In the data, extract each line that holds the string "AUDUSD".
** Start **
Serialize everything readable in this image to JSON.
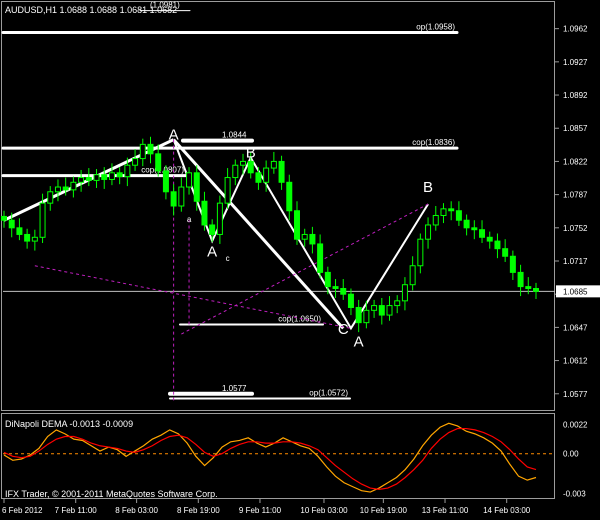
{
  "window": {
    "symbol_header": "AUDUSD,H1  1.0688 1.0688 1.0681 1.0682",
    "footer_text": "IFX Trader, © 2001-2011 MetaQuotes Software Corp."
  },
  "chart_data": [
    {
      "type": "candlestick",
      "symbol": "AUDUSD",
      "timeframe": "H1",
      "ylim": [
        1.0562,
        1.0988
      ],
      "price_ticks": [
        "1.0962",
        "1.0927",
        "1.0892",
        "1.0857",
        "1.0822",
        "1.0787",
        "1.0752",
        "1.0717",
        "1.0682",
        "1.0647",
        "1.0612",
        "1.0577"
      ],
      "current_price": "1.0685",
      "time_ticks": [
        "6 Feb 2012",
        "7 Feb 11:00",
        "8 Feb 03:00",
        "8 Feb 19:00",
        "9 Feb 11:00",
        "10 Feb 03:00",
        "10 Feb 19:00",
        "13 Feb 11:00",
        "14 Feb 03:00"
      ],
      "close_series": [
        1.076,
        1.0752,
        1.0745,
        1.0738,
        1.0742,
        1.0778,
        1.079,
        1.0795,
        1.0792,
        1.08,
        1.0805,
        1.0802,
        1.0808,
        1.0803,
        1.081,
        1.0806,
        1.0818,
        1.0825,
        1.084,
        1.083,
        1.0812,
        1.079,
        1.0775,
        1.0795,
        1.081,
        1.078,
        1.0755,
        1.0745,
        1.0778,
        1.0805,
        1.0818,
        1.0822,
        1.081,
        1.08,
        1.0815,
        1.0822,
        1.08,
        1.077,
        1.074,
        1.0745,
        1.0735,
        1.0705,
        1.069,
        1.0688,
        1.0682,
        1.0668,
        1.0652,
        1.0665,
        1.067,
        1.066,
        1.067,
        1.0675,
        1.0692,
        1.0712,
        1.074,
        1.0755,
        1.0765,
        1.0772,
        1.077,
        1.076,
        1.0752,
        1.075,
        1.0742,
        1.0738,
        1.073,
        1.0722,
        1.0705,
        1.069,
        1.0688,
        1.0685
      ],
      "horizontal_levels": [
        {
          "label": "op(1.0958)",
          "price": 1.0958
        },
        {
          "label": "cop(1.0836)",
          "price": 1.0836
        },
        {
          "label": "1.0844",
          "price": 1.0844
        },
        {
          "label": "cop(1.0807)",
          "price": 1.0807
        },
        {
          "label": "cop(1.0650)",
          "price": 1.065
        },
        {
          "label": "1.0577",
          "price": 1.0577
        },
        {
          "label": "op(1.0572)",
          "price": 1.0572
        },
        {
          "label": "(1.0981)",
          "price": 1.0981
        }
      ],
      "pattern_labels": [
        {
          "text": "A",
          "t": 22,
          "price": 1.0845
        },
        {
          "text": "B",
          "t": 32,
          "price": 1.0826
        },
        {
          "text": "a",
          "t": 24,
          "price": 1.0758
        },
        {
          "text": "A",
          "t": 27,
          "price": 1.0722
        },
        {
          "text": "c",
          "t": 29,
          "price": 1.0717
        },
        {
          "text": "C",
          "t": 44,
          "price": 1.064
        },
        {
          "text": "A",
          "t": 46,
          "price": 1.0627
        },
        {
          "text": "B",
          "t": 55,
          "price": 1.079
        }
      ]
    },
    {
      "type": "line",
      "title": "DiNapoli DEMA -0.0013 -0.0009",
      "ylim": [
        -0.0032,
        0.0027
      ],
      "y_ticks": [
        "0.0022",
        "0.00",
        "-0.003"
      ],
      "series": [
        {
          "color": "#ffa500",
          "values": [
            -0.0001,
            -0.0005,
            -0.0004,
            -0.0001,
            0.0004,
            0.0013,
            0.0018,
            0.0015,
            0.0011,
            0.001,
            0.0006,
            0.0002,
            0.0005,
            0.0003,
            -0.0002,
            0.0002,
            0.0006,
            0.0011,
            0.0014,
            0.0018,
            0.0015,
            0.0008,
            -0.0002,
            -0.0009,
            -0.0003,
            0.0005,
            0.0009,
            0.001,
            0.0012,
            0.0008,
            0.0005,
            0.0008,
            0.0012,
            0.0009,
            0.0006,
            0.0004,
            -0.0002,
            -0.001,
            -0.0017,
            -0.0022,
            -0.0025,
            -0.0028,
            -0.0029,
            -0.0026,
            -0.0022,
            -0.0018,
            -0.0012,
            -0.0004,
            0.0006,
            0.0014,
            0.002,
            0.0023,
            0.0021,
            0.0017,
            0.0015,
            0.0012,
            0.0008,
            0.0002,
            -0.0008,
            -0.0017,
            -0.002,
            -0.0018
          ]
        },
        {
          "color": "#ff0000",
          "values": [
            0.0001,
            -0.0002,
            -0.0003,
            -0.0002,
            0.0002,
            0.0007,
            0.0011,
            0.0013,
            0.0013,
            0.0011,
            0.0008,
            0.0006,
            0.0005,
            0.0004,
            0.0002,
            0.0001,
            0.0003,
            0.0006,
            0.001,
            0.0013,
            0.0014,
            0.0012,
            0.0007,
            0.0001,
            -0.0002,
            0.0,
            0.0004,
            0.0007,
            0.0009,
            0.0009,
            0.0008,
            0.0008,
            0.0009,
            0.0009,
            0.0008,
            0.0006,
            0.0003,
            -0.0003,
            -0.0009,
            -0.0014,
            -0.0019,
            -0.0023,
            -0.0026,
            -0.0027,
            -0.0026,
            -0.0023,
            -0.0018,
            -0.0012,
            -0.0005,
            0.0004,
            0.0011,
            0.0016,
            0.0019,
            0.0019,
            0.0018,
            0.0016,
            0.0013,
            0.0009,
            0.0003,
            -0.0004,
            -0.001,
            -0.0012
          ]
        }
      ]
    }
  ]
}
** End **
WORKED SOLUTION.
    "symbol_header": "AUDUSD,H1  1.0688 1.0688 1.0681 1.0682",
      "symbol": "AUDUSD",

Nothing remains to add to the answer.